** start AVAILABLE RECORDS **

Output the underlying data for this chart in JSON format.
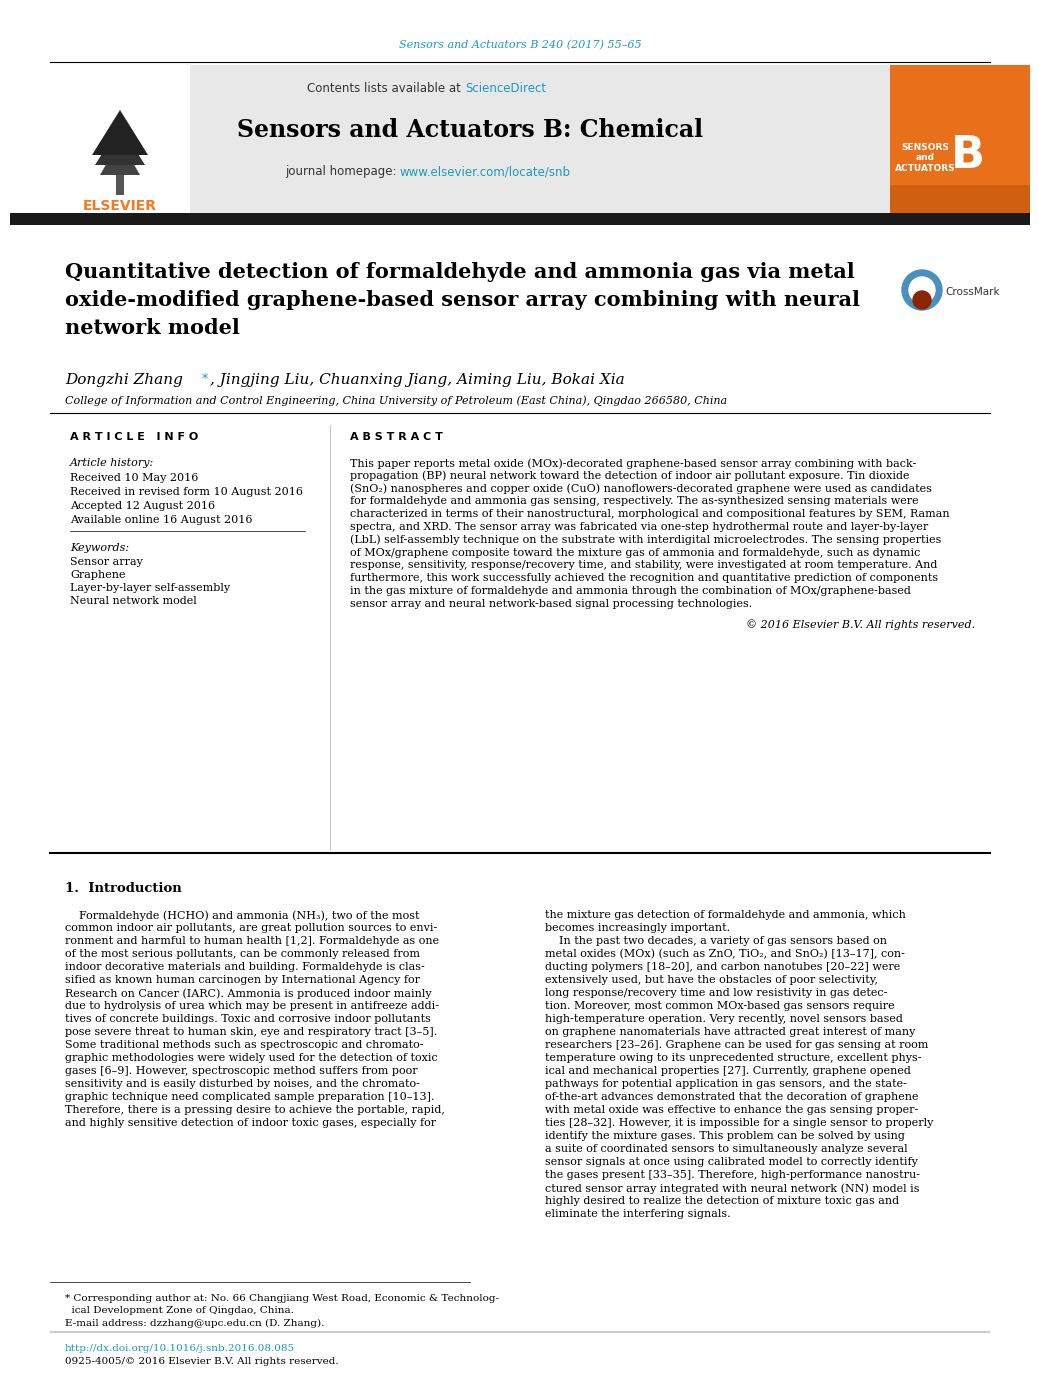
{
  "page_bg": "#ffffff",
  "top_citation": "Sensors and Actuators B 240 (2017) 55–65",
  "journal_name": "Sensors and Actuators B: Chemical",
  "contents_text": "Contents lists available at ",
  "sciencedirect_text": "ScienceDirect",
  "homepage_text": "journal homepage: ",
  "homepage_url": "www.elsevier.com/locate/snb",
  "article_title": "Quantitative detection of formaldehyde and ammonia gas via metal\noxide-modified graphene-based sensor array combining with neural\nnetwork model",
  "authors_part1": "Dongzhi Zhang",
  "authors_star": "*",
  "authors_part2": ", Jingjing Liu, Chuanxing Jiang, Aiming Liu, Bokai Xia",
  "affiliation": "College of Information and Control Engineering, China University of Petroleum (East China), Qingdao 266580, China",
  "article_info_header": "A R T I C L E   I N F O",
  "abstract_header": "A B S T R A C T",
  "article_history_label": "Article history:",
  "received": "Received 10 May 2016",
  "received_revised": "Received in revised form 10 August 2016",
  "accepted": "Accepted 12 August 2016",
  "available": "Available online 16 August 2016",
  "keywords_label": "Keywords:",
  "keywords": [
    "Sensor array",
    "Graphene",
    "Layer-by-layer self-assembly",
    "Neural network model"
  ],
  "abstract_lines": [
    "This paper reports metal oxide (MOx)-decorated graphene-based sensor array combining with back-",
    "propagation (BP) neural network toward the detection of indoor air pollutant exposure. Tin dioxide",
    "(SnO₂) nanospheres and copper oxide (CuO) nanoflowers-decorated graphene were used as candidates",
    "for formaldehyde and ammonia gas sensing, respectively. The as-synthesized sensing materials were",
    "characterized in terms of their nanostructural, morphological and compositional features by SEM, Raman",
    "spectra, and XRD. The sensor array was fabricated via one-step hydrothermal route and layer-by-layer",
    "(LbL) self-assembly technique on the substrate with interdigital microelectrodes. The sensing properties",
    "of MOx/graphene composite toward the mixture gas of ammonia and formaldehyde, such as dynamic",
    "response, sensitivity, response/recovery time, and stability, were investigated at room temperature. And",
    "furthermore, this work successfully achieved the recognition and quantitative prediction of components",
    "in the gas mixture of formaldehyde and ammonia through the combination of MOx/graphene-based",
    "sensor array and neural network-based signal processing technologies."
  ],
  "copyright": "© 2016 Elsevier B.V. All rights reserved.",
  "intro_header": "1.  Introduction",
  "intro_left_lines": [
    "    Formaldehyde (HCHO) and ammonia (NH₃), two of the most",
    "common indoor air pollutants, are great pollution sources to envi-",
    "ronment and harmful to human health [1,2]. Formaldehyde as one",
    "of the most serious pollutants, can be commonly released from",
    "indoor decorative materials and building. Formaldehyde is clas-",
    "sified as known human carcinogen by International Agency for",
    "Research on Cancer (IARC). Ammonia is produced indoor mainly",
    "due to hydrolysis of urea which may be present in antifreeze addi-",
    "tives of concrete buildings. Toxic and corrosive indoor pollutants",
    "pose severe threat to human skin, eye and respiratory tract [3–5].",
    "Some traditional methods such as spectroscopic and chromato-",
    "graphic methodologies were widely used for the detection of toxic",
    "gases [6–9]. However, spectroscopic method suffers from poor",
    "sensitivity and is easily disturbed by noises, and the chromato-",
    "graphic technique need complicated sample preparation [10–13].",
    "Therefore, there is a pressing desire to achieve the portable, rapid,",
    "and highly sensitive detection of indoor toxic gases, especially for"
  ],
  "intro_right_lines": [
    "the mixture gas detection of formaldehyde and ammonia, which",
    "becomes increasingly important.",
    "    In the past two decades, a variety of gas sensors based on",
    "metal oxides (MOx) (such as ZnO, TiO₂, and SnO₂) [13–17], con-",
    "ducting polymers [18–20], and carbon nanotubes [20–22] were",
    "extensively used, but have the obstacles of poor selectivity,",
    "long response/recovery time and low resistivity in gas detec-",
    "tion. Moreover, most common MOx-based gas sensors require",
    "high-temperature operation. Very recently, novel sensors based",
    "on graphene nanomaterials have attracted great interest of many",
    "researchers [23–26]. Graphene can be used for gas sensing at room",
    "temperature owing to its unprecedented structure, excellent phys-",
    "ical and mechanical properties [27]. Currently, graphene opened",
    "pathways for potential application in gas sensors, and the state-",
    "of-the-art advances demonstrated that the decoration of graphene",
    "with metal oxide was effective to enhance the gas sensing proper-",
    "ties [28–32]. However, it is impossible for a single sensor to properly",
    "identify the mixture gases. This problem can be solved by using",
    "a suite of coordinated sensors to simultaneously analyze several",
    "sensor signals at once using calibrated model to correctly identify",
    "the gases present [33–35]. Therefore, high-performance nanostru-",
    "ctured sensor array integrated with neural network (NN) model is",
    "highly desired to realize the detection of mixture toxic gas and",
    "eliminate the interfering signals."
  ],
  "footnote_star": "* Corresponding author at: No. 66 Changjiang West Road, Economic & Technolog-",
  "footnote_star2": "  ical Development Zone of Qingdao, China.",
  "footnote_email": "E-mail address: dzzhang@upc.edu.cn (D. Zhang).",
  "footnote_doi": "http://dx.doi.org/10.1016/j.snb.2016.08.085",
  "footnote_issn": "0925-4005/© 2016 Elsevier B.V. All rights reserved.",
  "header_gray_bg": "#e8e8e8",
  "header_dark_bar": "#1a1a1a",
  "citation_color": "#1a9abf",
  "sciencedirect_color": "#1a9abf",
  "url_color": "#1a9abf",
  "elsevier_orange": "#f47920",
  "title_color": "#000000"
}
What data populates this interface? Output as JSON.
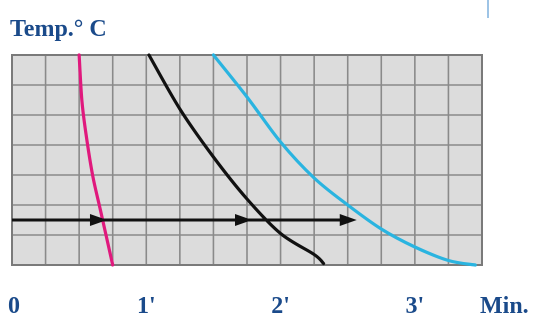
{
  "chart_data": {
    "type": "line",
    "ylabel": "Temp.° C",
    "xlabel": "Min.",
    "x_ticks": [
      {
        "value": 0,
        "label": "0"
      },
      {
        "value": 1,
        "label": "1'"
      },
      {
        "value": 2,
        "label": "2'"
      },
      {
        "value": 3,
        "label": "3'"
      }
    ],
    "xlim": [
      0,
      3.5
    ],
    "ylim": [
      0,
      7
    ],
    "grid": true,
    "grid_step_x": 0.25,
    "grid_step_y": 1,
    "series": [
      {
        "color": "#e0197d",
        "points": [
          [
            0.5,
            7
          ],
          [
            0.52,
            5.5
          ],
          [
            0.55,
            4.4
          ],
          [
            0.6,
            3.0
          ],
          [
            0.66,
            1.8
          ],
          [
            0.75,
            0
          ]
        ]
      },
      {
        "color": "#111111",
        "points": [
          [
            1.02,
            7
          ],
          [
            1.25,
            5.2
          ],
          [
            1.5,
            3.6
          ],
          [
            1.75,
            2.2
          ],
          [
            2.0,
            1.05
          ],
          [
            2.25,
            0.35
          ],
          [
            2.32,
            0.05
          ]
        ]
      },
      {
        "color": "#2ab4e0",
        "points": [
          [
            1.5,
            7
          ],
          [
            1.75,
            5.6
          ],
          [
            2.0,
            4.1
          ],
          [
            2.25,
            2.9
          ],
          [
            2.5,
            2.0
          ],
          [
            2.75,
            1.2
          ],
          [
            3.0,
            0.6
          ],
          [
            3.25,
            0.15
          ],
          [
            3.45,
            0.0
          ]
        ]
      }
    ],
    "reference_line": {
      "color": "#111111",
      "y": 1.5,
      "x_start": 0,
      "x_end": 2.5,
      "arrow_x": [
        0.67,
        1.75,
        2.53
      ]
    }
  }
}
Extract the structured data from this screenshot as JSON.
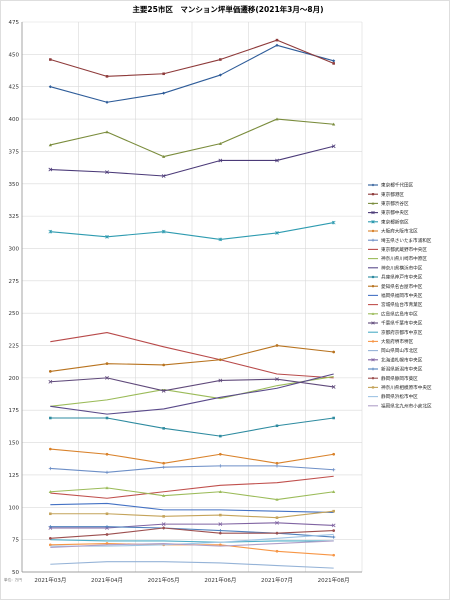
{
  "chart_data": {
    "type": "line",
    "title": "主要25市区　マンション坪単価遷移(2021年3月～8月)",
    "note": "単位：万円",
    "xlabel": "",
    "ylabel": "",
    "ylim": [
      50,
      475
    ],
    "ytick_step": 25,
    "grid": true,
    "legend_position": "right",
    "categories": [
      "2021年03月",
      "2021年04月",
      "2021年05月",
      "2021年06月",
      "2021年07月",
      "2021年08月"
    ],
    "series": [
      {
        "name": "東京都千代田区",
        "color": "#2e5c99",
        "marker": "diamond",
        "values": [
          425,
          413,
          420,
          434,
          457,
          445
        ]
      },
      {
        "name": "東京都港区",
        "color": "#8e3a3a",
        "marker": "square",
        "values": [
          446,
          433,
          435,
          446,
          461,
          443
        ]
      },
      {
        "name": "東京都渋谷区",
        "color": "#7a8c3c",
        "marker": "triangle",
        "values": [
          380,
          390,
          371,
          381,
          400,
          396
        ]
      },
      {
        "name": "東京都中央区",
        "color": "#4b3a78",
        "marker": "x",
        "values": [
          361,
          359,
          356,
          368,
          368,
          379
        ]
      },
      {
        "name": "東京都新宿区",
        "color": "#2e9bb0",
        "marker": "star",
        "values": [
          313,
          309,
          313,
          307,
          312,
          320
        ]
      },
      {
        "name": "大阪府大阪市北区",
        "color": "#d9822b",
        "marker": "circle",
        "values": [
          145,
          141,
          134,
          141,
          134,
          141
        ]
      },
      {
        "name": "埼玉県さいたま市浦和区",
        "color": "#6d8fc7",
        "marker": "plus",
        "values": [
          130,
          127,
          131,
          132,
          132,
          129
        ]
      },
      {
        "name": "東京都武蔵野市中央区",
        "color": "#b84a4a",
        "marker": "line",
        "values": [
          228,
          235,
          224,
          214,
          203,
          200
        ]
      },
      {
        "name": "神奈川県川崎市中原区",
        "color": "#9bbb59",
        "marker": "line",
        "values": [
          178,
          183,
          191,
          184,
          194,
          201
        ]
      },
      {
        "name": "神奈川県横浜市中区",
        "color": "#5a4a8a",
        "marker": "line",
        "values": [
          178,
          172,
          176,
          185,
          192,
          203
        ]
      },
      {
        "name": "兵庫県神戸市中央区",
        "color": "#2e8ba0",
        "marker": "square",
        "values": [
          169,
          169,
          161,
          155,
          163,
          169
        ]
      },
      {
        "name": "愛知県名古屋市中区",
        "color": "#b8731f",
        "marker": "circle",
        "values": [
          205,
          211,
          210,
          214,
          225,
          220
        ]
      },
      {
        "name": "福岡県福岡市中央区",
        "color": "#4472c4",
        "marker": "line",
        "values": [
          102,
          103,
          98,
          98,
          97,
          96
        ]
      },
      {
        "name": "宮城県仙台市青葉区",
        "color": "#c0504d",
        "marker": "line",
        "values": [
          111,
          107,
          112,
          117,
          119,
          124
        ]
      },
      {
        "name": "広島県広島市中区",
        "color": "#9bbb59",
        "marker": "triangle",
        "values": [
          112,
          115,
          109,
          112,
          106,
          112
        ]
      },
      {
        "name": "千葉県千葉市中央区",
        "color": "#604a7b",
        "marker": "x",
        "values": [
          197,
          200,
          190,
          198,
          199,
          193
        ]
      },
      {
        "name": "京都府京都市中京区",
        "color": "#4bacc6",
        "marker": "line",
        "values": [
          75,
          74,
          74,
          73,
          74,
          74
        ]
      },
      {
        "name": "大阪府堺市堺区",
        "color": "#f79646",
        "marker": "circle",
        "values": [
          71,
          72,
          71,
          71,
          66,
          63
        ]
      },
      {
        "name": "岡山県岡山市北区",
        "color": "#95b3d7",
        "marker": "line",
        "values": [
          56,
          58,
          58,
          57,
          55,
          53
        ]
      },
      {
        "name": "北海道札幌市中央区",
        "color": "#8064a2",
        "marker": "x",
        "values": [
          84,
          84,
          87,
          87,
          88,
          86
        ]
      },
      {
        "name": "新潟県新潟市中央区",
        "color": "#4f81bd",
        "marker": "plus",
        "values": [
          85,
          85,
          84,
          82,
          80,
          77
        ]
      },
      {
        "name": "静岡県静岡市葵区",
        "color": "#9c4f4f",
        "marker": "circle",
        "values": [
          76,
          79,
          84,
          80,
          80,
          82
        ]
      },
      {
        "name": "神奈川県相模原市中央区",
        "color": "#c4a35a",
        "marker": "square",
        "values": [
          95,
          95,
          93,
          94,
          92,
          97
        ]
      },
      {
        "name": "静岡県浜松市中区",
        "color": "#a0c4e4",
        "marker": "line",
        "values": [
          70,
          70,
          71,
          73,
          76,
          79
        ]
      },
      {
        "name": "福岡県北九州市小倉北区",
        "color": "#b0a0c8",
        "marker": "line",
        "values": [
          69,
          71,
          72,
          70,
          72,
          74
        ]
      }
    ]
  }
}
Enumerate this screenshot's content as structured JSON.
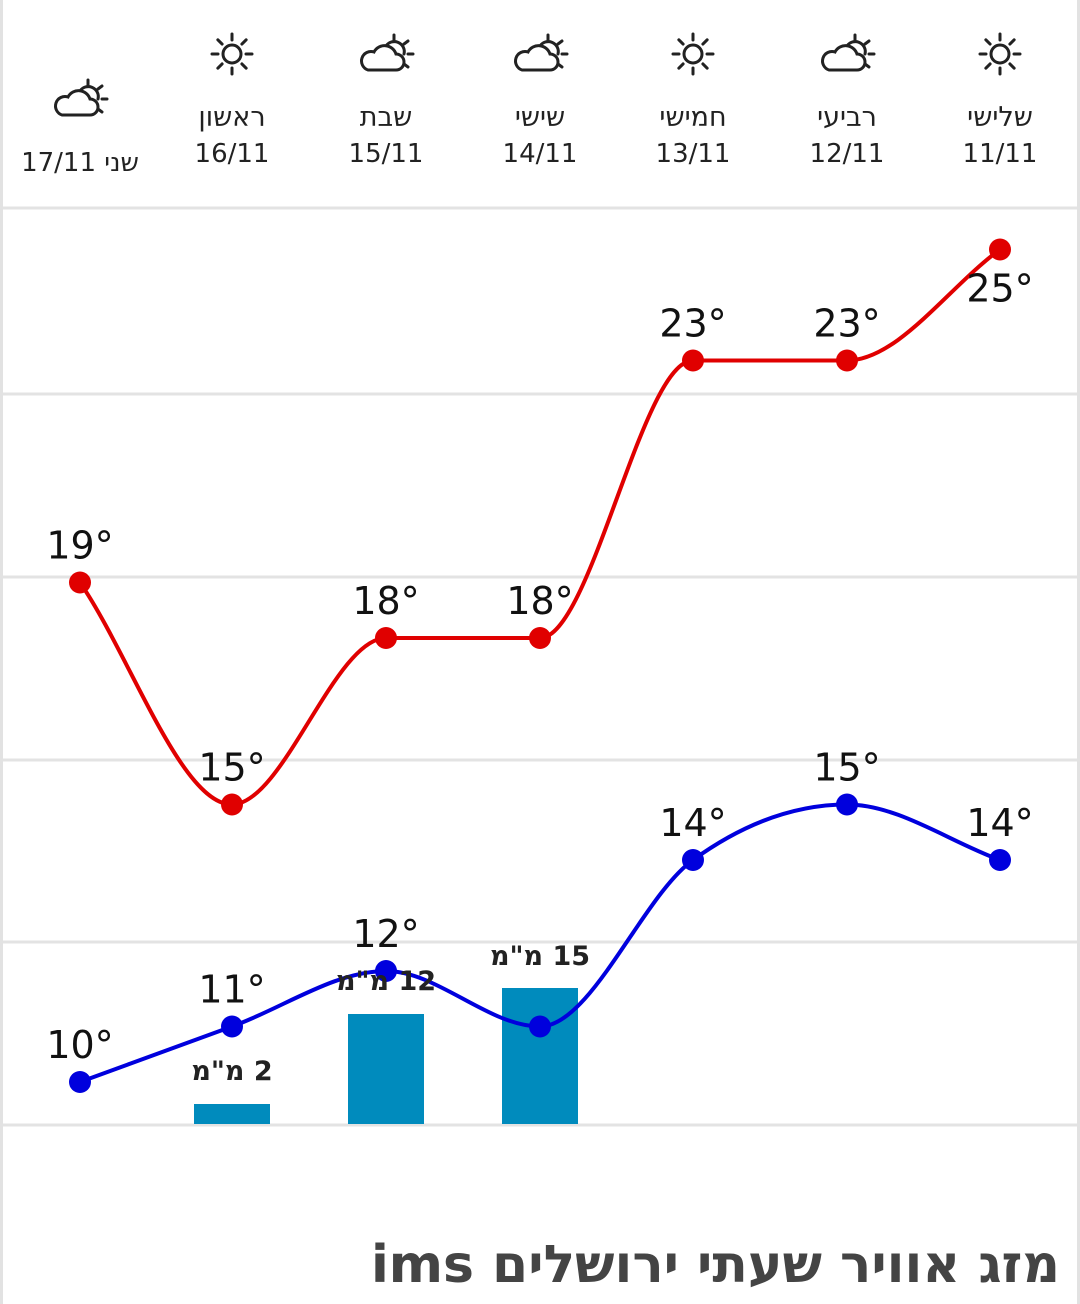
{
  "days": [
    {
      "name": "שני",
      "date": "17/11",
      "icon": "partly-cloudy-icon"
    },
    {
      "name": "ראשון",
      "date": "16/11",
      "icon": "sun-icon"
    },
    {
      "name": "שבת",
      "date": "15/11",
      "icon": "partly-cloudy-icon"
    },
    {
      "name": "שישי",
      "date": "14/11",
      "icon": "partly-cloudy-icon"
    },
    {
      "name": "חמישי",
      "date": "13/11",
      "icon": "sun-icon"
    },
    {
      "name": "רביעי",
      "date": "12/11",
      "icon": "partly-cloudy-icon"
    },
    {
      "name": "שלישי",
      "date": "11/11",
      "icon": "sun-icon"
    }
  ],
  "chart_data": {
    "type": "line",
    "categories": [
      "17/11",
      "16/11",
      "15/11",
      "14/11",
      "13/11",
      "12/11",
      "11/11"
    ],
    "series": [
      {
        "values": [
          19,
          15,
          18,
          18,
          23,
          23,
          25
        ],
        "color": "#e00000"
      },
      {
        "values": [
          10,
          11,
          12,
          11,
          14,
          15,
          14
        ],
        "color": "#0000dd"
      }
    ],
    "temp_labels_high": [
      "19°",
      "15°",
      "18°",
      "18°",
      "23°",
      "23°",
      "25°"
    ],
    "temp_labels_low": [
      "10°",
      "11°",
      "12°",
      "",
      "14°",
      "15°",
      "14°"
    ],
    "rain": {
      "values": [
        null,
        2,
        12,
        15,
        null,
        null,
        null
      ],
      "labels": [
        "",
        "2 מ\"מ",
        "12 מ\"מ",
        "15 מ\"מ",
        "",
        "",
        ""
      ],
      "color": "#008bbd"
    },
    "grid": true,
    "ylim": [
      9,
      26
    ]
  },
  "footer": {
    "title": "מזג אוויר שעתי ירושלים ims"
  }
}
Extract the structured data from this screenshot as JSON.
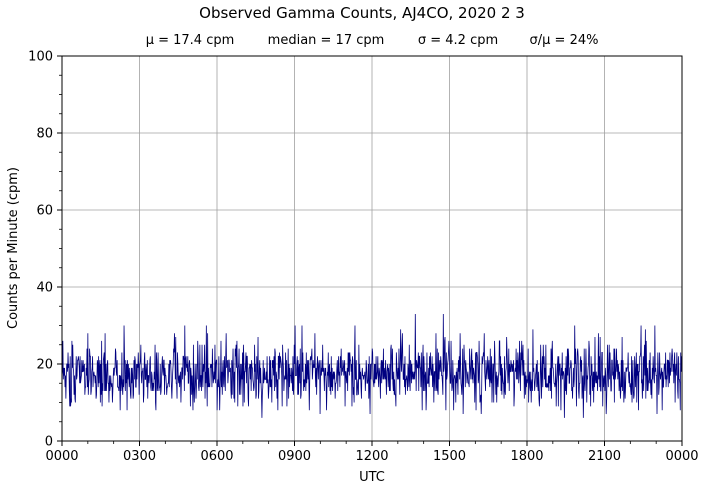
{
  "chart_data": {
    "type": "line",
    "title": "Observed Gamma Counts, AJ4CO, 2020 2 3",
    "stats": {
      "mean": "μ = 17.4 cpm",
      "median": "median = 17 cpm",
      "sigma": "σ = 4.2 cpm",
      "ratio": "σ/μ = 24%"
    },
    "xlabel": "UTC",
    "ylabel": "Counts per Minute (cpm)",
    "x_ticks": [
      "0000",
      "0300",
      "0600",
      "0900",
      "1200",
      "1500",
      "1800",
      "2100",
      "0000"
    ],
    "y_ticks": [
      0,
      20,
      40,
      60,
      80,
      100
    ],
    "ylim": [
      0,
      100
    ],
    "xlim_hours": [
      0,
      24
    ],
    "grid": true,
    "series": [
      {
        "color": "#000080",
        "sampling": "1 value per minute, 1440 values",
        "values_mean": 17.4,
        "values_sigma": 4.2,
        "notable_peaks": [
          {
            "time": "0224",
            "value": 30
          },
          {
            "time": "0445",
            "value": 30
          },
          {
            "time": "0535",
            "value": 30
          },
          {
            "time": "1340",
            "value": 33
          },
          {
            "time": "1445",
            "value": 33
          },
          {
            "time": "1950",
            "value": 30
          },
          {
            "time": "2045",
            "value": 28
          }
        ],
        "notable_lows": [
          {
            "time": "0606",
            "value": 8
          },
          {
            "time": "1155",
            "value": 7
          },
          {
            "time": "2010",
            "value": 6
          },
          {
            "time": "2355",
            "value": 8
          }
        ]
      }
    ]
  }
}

** end AVAILABLE RECORDS **

Which lines hold the word "Counts"? Copy each of them from the records.

    "title": "Observed Gamma Counts, AJ4CO, 2020 2 3",
    "ylabel": "Counts per Minute (cpm)",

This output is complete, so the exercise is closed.